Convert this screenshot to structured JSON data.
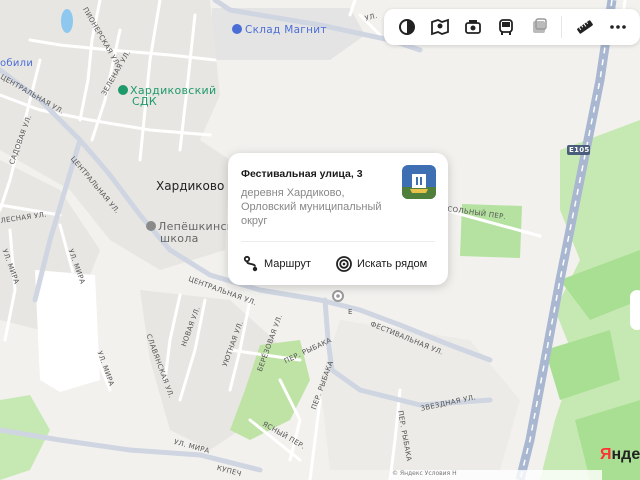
{
  "map": {
    "place_name": "Хардиково",
    "pois": {
      "warehouse": "Склад Магнит",
      "culture_house_line1": "Хардиковский",
      "culture_house_line2": "СДК",
      "school_line1": "Лепёшкинская",
      "school_line2": "школа",
      "edge_left": "обили"
    },
    "highway_shield": "E105",
    "streets": {
      "pionerskaya": "ПИОНЕРСКАЯ УЛ.",
      "zelenaya": "ЗЕЛЕНАЯ УЛ.",
      "centralnaya_nw": "ЦЕНТРАЛЬНАЯ УЛ.",
      "centralnaya_mid": "ЦЕНТРАЛЬНАЯ УЛ.",
      "centralnaya_s": "ЦЕНТРАЛЬНАЯ УЛ.",
      "sadovaya": "САДОВАЯ УЛ.",
      "lesnaya": "ЛЕСНАЯ УЛ.",
      "mira_w": "УЛ. МИРА",
      "mira_mid": "УЛ. МИРА",
      "mira_s": "УЛ. МИРА",
      "novaya": "НОВАЯ УЛ.",
      "slavyanskaya": "СЛАВЯНСКАЯ УЛ.",
      "uyutnaya": "УЮТНАЯ УЛ.",
      "berezovaya": "БЕРЁЗОВАЯ УЛ.",
      "rybaka": "ПЕР. РЫБАКА",
      "rybaka_s": "ПЕР. РЫБАКА",
      "festivalnaya": "ФЕСТИВАЛЬНАЯ УЛ.",
      "zvezdnaya": "ЗВЕЗДНАЯ УЛ.",
      "yasny": "ЯСНЫЙ ПЕР.",
      "kupecheskaya": "КУПЕЧ",
      "rybaka_top": "УЛ. РЫБАКА",
      "sobolny": "СОЛЬНЫЙ ПЕР.",
      "ul_top": "УЛ.",
      "ul_top2": "УЛ. ХА",
      "edge_e": "Е"
    }
  },
  "toolbar": {
    "buttons": [
      "layers-icon",
      "panorama-icon",
      "photo-icon",
      "transit-icon",
      "traffic-icon",
      "ruler-icon",
      "more-icon"
    ]
  },
  "popup": {
    "title": "Фестивальная улица, 3",
    "address": "деревня Хардиково, Орловский муниципальный округ",
    "route_label": "Маршрут",
    "nearby_label": "Искать рядом"
  },
  "footer": {
    "copyright": "© Яндекс  Условия  Н"
  },
  "logo": {
    "text_red": "Я",
    "text_dark": "нде"
  },
  "colors": {
    "land": "#f2f1ee",
    "block": "#e9e7e3",
    "road": "#ffffff",
    "main_road": "#c9d1de",
    "highway": "#a9b7d0",
    "green": "#bfe6a8",
    "green_dark": "#9fd98a",
    "water": "#8ec8ef",
    "industrial": "#e4e4e4",
    "poi_green": "#1f9a6a",
    "poi_blue": "#4b6ed6"
  }
}
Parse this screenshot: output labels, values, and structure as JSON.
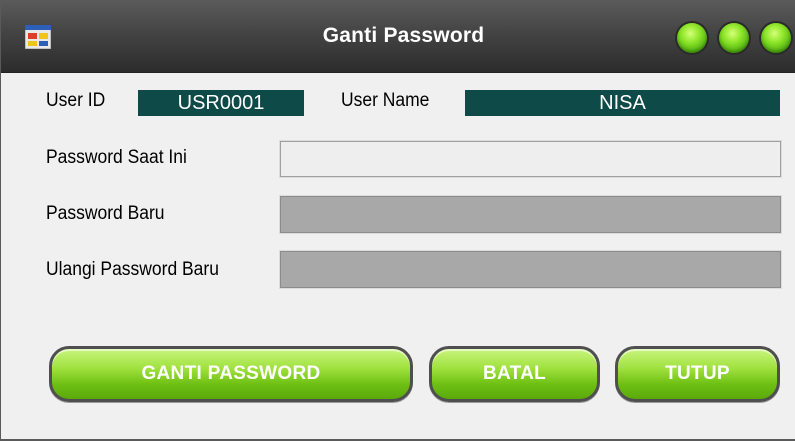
{
  "window": {
    "title": "Ganti Password"
  },
  "form": {
    "user_id_label": "User ID",
    "user_id_value": "USR0001",
    "user_name_label": "User Name",
    "user_name_value": "NISA",
    "current_password_label": "Password Saat Ini",
    "current_password_value": "",
    "new_password_label": "Password Baru",
    "new_password_value": "",
    "repeat_password_label": "Ulangi Password Baru",
    "repeat_password_value": ""
  },
  "buttons": {
    "change_password": "GANTI PASSWORD",
    "cancel": "BATAL",
    "close": "TUTUP"
  },
  "colors": {
    "field_dark": "#0e4a47",
    "button_green": "#8fe62a",
    "titlebar": "#444444"
  }
}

+ + + +

TO DO →
Go through the material above and print all of it exactly, except the pictures.

ANSWER BELOW →
Convert this screenshot to structured JSON data.
{
  "map": {
    "place_name": "Хардиково",
    "pois": {
      "warehouse": "Склад Магнит",
      "culture_house_line1": "Хардиковский",
      "culture_house_line2": "СДК",
      "school_line1": "Лепёшкинская",
      "school_line2": "школа",
      "edge_left": "обили"
    },
    "highway_shield": "E105",
    "streets": {
      "pionerskaya": "ПИОНЕРСКАЯ УЛ.",
      "zelenaya": "ЗЕЛЕНАЯ УЛ.",
      "centralnaya_nw": "ЦЕНТРАЛЬНАЯ УЛ.",
      "centralnaya_mid": "ЦЕНТРАЛЬНАЯ УЛ.",
      "centralnaya_s": "ЦЕНТРАЛЬНАЯ УЛ.",
      "sadovaya": "САДОВАЯ УЛ.",
      "lesnaya": "ЛЕСНАЯ УЛ.",
      "mira_w": "УЛ. МИРА",
      "mira_mid": "УЛ. МИРА",
      "mira_s": "УЛ. МИРА",
      "novaya": "НОВАЯ УЛ.",
      "slavyanskaya": "СЛАВЯНСКАЯ УЛ.",
      "uyutnaya": "УЮТНАЯ УЛ.",
      "berezovaya": "БЕРЁЗОВАЯ УЛ.",
      "rybaka": "ПЕР. РЫБАКА",
      "rybaka_s": "ПЕР. РЫБАКА",
      "festivalnaya": "ФЕСТИВАЛЬНАЯ УЛ.",
      "zvezdnaya": "ЗВЕЗДНАЯ УЛ.",
      "yasny": "ЯСНЫЙ ПЕР.",
      "kupecheskaya": "КУПЕЧ",
      "rybaka_top": "УЛ. РЫБАКА",
      "sobolny": "СОЛЬНЫЙ ПЕР.",
      "ul_top": "УЛ.",
      "ul_top2": "УЛ. ХА",
      "edge_e": "Е"
    }
  },
  "toolbar": {
    "buttons": [
      "layers-icon",
      "panorama-icon",
      "photo-icon",
      "transit-icon",
      "traffic-icon",
      "ruler-icon",
      "more-icon"
    ]
  },
  "popup": {
    "title": "Фестивальная улица, 3",
    "address": "деревня Хардиково, Орловский муниципальный округ",
    "route_label": "Маршрут",
    "nearby_label": "Искать рядом"
  },
  "footer": {
    "copyright": "© Яндекс  Условия  Н"
  },
  "logo": {
    "text_red": "Я",
    "text_dark": "нде"
  },
  "colors": {
    "land": "#f2f1ee",
    "block": "#e9e7e3",
    "road": "#ffffff",
    "main_road": "#c9d1de",
    "highway": "#a9b7d0",
    "green": "#bfe6a8",
    "green_dark": "#9fd98a",
    "water": "#8ec8ef",
    "industrial": "#e4e4e4",
    "poi_green": "#1f9a6a",
    "poi_blue": "#4b6ed6"
  }
}
Parse this screenshot: output labels, values, and structure as JSON.
{
  "window": {
    "title": "Ganti Password"
  },
  "form": {
    "user_id_label": "User ID",
    "user_id_value": "USR0001",
    "user_name_label": "User Name",
    "user_name_value": "NISA",
    "current_password_label": "Password Saat Ini",
    "current_password_value": "",
    "new_password_label": "Password Baru",
    "new_password_value": "",
    "repeat_password_label": "Ulangi Password Baru",
    "repeat_password_value": ""
  },
  "buttons": {
    "change_password": "GANTI PASSWORD",
    "cancel": "BATAL",
    "close": "TUTUP"
  },
  "colors": {
    "field_dark": "#0e4a47",
    "button_green": "#8fe62a",
    "titlebar": "#444444"
  }
}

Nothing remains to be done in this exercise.